Part of a data file
————————
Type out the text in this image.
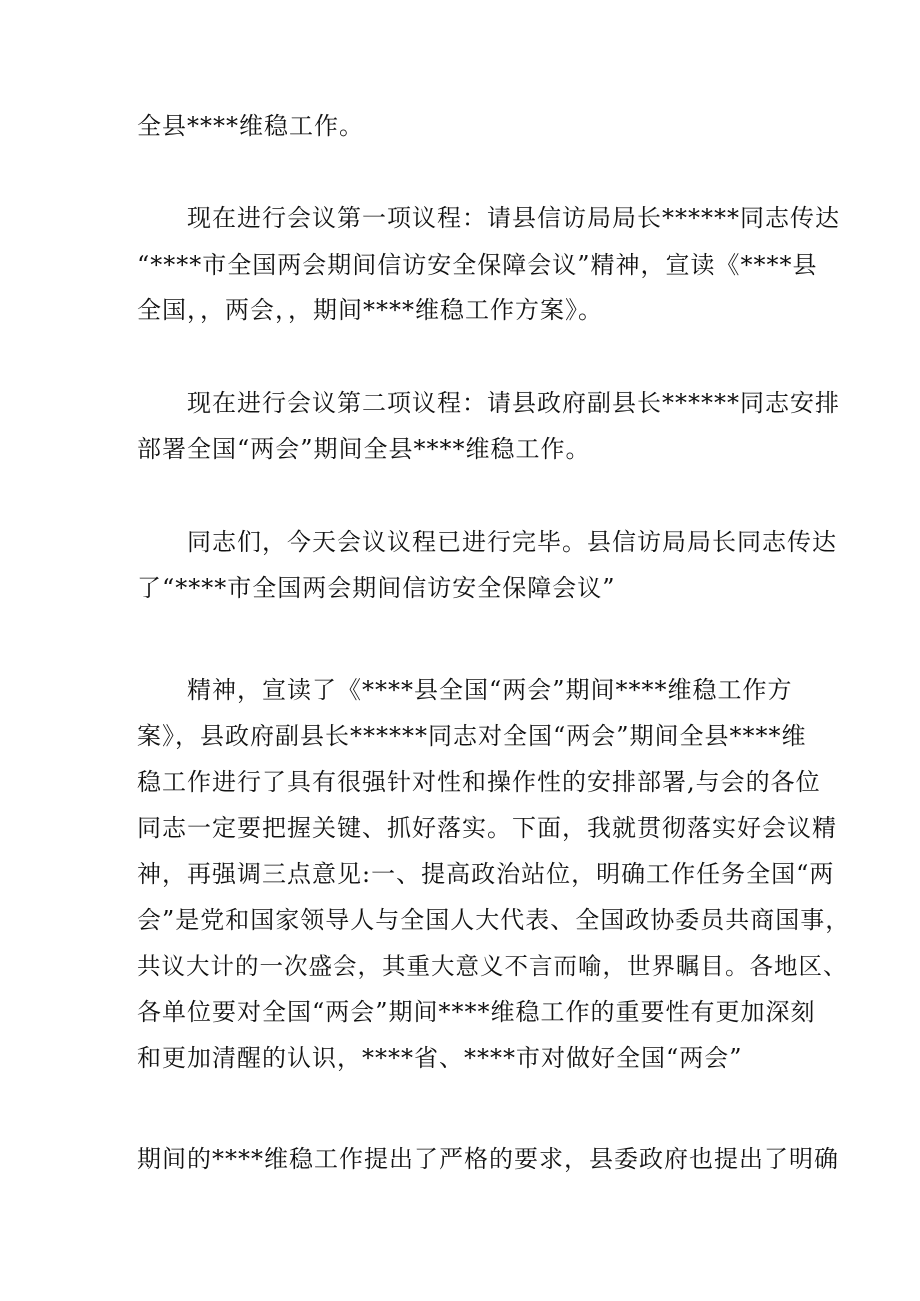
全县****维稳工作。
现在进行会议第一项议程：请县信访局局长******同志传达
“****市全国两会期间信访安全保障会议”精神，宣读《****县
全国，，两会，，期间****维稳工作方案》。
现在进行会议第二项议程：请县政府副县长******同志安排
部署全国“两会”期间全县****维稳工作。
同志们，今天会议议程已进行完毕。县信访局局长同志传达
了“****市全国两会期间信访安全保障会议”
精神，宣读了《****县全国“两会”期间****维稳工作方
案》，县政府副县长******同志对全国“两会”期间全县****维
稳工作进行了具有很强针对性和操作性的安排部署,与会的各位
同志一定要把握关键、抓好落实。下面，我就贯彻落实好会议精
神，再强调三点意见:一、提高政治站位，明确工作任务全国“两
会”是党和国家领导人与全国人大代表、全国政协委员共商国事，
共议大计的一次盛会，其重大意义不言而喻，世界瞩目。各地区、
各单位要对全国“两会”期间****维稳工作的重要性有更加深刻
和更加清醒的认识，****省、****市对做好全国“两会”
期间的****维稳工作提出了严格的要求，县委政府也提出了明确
————————
- Task description -
Repeat the entries exactly. Pictures are excluded from the copy.

- Correct response -
Type out the text in this image.
全县****维稳工作。
现在进行会议第一项议程：请县信访局局长******同志传达
“****市全国两会期间信访安全保障会议”精神，宣读《****县
全国，，两会，，期间****维稳工作方案》。
现在进行会议第二项议程：请县政府副县长******同志安排
部署全国“两会”期间全县****维稳工作。
同志们，今天会议议程已进行完毕。县信访局局长同志传达
了“****市全国两会期间信访安全保障会议”
精神，宣读了《****县全国“两会”期间****维稳工作方
案》，县政府副县长******同志对全国“两会”期间全县****维
稳工作进行了具有很强针对性和操作性的安排部署,与会的各位
同志一定要把握关键、抓好落实。下面，我就贯彻落实好会议精
神，再强调三点意见:一、提高政治站位，明确工作任务全国“两
会”是党和国家领导人与全国人大代表、全国政协委员共商国事，
共议大计的一次盛会，其重大意义不言而喻，世界瞩目。各地区、
各单位要对全国“两会”期间****维稳工作的重要性有更加深刻
和更加清醒的认识，****省、****市对做好全国“两会”
期间的****维稳工作提出了严格的要求，县委政府也提出了明确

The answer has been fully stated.